● **Given task**
Could you write out the records below exactly as they appear?

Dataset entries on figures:
►
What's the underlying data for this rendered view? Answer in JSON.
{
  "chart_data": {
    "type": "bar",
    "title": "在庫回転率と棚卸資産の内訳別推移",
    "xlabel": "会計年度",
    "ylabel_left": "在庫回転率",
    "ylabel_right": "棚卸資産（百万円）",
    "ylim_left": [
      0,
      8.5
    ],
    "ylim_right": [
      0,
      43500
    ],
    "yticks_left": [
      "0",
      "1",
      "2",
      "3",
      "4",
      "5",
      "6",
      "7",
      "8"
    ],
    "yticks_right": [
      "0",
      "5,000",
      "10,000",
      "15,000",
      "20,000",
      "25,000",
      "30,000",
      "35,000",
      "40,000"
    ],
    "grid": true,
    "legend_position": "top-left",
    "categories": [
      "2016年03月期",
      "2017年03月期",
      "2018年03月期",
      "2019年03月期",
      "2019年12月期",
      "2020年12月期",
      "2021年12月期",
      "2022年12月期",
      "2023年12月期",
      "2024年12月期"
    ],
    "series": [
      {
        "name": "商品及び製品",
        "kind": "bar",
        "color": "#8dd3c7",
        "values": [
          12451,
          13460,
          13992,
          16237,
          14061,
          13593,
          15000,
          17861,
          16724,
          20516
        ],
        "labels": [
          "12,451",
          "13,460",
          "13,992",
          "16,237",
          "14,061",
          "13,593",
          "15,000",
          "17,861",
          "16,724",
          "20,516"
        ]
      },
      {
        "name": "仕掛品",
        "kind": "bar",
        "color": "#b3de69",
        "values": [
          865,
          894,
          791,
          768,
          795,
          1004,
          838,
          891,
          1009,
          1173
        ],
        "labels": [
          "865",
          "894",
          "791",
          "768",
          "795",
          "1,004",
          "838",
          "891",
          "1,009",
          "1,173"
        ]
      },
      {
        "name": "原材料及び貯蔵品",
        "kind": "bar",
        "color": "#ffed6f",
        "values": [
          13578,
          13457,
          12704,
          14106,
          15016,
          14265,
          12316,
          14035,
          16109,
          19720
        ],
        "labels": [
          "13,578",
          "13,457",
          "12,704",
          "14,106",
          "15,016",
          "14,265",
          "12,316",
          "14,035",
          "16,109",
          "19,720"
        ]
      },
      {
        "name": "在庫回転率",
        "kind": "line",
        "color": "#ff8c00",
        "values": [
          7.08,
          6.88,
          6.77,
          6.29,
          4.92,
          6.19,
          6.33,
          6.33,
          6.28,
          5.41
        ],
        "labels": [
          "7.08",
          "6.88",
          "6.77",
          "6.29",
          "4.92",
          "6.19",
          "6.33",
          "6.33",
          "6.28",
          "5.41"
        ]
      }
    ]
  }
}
◄
● **Answer to this problem**
What's the underlying data for this rendered view? Answer in JSON.
{
  "chart_data": {
    "type": "bar",
    "title": "在庫回転率と棚卸資産の内訳別推移",
    "xlabel": "会計年度",
    "ylabel_left": "在庫回転率",
    "ylabel_right": "棚卸資産（百万円）",
    "ylim_left": [
      0,
      8.5
    ],
    "ylim_right": [
      0,
      43500
    ],
    "yticks_left": [
      "0",
      "1",
      "2",
      "3",
      "4",
      "5",
      "6",
      "7",
      "8"
    ],
    "yticks_right": [
      "0",
      "5,000",
      "10,000",
      "15,000",
      "20,000",
      "25,000",
      "30,000",
      "35,000",
      "40,000"
    ],
    "grid": true,
    "legend_position": "top-left",
    "categories": [
      "2016年03月期",
      "2017年03月期",
      "2018年03月期",
      "2019年03月期",
      "2019年12月期",
      "2020年12月期",
      "2021年12月期",
      "2022年12月期",
      "2023年12月期",
      "2024年12月期"
    ],
    "series": [
      {
        "name": "商品及び製品",
        "kind": "bar",
        "color": "#8dd3c7",
        "values": [
          12451,
          13460,
          13992,
          16237,
          14061,
          13593,
          15000,
          17861,
          16724,
          20516
        ],
        "labels": [
          "12,451",
          "13,460",
          "13,992",
          "16,237",
          "14,061",
          "13,593",
          "15,000",
          "17,861",
          "16,724",
          "20,516"
        ]
      },
      {
        "name": "仕掛品",
        "kind": "bar",
        "color": "#b3de69",
        "values": [
          865,
          894,
          791,
          768,
          795,
          1004,
          838,
          891,
          1009,
          1173
        ],
        "labels": [
          "865",
          "894",
          "791",
          "768",
          "795",
          "1,004",
          "838",
          "891",
          "1,009",
          "1,173"
        ]
      },
      {
        "name": "原材料及び貯蔵品",
        "kind": "bar",
        "color": "#ffed6f",
        "values": [
          13578,
          13457,
          12704,
          14106,
          15016,
          14265,
          12316,
          14035,
          16109,
          19720
        ],
        "labels": [
          "13,578",
          "13,457",
          "12,704",
          "14,106",
          "15,016",
          "14,265",
          "12,316",
          "14,035",
          "16,109",
          "19,720"
        ]
      },
      {
        "name": "在庫回転率",
        "kind": "line",
        "color": "#ff8c00",
        "values": [
          7.08,
          6.88,
          6.77,
          6.29,
          4.92,
          6.19,
          6.33,
          6.33,
          6.28,
          5.41
        ],
        "labels": [
          "7.08",
          "6.88",
          "6.77",
          "6.29",
          "4.92",
          "6.19",
          "6.33",
          "6.33",
          "6.28",
          "5.41"
        ]
      }
    ]
  }
}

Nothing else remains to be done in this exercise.